■ What the exercise asks:
Filter the entries and keep only the lines where the string "this" appears.

Collected data:
################

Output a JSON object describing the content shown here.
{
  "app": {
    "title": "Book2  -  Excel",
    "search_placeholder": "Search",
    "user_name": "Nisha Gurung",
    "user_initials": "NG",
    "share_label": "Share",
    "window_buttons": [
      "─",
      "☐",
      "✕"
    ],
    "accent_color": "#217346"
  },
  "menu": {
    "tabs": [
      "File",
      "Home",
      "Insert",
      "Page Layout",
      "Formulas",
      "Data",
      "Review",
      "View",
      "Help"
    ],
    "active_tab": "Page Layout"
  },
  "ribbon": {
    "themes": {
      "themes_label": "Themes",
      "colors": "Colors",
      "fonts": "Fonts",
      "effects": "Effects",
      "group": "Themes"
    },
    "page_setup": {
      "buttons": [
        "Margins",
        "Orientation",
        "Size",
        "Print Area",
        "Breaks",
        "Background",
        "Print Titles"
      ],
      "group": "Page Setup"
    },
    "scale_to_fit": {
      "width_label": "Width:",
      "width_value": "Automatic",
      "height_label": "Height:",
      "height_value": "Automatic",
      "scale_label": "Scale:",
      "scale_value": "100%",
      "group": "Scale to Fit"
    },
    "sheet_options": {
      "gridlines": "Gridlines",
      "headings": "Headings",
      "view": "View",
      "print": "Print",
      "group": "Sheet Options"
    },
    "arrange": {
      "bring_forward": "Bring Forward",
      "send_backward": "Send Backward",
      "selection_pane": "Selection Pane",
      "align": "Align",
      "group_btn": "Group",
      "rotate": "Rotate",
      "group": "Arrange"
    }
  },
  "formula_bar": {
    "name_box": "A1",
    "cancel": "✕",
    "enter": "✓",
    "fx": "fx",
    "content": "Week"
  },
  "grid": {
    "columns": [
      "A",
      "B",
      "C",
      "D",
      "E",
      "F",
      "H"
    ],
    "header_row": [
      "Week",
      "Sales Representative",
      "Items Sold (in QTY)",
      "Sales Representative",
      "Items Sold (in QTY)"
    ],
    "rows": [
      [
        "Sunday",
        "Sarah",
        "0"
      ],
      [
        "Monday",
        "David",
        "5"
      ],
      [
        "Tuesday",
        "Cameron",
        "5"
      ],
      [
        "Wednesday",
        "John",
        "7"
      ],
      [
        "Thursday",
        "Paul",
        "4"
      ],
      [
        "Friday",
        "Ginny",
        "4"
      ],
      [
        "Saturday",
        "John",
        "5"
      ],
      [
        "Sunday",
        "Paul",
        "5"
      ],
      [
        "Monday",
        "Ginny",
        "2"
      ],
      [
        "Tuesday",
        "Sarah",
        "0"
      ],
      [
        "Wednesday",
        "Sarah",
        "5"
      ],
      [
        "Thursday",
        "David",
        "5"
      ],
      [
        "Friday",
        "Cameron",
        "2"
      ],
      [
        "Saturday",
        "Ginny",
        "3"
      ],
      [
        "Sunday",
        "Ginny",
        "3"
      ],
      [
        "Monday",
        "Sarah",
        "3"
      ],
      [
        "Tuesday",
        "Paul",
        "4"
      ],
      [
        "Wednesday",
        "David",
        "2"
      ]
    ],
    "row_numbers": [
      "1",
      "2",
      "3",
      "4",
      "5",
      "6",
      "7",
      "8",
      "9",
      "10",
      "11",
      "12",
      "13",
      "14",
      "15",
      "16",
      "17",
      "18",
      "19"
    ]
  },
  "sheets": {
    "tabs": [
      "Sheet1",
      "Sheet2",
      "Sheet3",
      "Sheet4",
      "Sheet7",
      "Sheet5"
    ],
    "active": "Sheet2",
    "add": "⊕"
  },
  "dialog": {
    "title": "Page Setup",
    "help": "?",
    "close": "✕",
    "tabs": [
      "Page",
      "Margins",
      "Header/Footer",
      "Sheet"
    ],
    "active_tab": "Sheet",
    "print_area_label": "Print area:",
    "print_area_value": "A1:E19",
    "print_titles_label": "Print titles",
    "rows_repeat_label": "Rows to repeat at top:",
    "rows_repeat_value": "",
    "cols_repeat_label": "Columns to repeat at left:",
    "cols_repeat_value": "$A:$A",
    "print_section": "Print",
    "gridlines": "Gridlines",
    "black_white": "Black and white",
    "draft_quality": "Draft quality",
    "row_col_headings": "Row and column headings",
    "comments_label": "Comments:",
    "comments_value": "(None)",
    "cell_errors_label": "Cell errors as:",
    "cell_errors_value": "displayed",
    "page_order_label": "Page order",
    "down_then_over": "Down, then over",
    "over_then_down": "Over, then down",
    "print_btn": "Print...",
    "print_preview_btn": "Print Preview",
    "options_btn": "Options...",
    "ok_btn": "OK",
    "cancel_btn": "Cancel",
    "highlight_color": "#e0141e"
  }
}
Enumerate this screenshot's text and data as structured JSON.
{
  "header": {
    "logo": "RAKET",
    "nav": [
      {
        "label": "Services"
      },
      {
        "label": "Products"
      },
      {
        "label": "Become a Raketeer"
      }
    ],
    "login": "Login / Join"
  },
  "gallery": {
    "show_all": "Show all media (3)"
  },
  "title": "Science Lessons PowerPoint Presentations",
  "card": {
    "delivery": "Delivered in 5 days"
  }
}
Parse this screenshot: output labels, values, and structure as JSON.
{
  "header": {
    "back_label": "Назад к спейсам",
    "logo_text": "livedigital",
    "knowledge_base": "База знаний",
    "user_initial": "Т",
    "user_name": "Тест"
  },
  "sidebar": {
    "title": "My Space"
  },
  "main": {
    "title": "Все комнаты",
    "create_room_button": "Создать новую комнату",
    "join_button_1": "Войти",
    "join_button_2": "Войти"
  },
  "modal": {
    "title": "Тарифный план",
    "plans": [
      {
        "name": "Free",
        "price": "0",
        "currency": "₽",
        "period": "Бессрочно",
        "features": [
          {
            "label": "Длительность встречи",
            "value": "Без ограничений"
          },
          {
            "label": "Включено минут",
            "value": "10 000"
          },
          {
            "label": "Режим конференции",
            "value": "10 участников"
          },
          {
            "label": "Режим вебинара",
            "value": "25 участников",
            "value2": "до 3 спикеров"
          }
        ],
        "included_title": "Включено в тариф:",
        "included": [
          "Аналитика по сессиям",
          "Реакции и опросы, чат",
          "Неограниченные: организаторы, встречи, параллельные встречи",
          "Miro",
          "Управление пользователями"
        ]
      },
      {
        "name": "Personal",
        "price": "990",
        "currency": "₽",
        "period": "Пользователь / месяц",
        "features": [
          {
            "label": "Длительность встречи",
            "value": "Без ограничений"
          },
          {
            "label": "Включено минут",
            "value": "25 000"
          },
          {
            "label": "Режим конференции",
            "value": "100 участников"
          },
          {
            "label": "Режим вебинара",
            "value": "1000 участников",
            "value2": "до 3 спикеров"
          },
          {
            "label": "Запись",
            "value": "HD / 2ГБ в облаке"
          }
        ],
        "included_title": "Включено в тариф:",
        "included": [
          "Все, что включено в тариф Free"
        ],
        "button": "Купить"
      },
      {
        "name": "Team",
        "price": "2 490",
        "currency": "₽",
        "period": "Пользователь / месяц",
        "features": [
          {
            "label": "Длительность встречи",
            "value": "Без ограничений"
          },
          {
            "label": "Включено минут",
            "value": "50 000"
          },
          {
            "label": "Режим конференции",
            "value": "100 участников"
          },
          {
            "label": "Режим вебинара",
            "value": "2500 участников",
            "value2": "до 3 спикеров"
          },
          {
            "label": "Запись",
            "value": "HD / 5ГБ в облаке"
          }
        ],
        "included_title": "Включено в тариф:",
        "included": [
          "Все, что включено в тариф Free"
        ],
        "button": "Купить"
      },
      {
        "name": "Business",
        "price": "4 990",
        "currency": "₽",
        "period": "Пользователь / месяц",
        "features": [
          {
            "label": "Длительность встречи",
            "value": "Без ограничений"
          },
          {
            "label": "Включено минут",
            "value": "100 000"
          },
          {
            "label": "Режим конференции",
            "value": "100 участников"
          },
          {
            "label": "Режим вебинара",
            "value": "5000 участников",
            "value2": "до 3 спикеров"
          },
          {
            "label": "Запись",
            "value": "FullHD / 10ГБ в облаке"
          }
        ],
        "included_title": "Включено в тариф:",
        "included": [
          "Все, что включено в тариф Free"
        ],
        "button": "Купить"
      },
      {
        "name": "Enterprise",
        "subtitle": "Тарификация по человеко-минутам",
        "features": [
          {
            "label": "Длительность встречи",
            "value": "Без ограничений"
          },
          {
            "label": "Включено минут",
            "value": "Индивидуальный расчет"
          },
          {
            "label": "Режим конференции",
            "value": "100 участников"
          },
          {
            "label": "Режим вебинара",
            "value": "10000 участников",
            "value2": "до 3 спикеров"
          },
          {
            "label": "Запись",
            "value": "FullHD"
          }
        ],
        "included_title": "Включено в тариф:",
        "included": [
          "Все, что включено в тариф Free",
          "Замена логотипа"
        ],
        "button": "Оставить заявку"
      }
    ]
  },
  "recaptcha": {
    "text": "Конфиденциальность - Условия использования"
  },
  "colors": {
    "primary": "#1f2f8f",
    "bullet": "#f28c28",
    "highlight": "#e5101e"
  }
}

################

■ Result:
Enumerate this screenshot's text and data as structured JSON.
Parse this screenshot: output labels, values, and structure as JSON.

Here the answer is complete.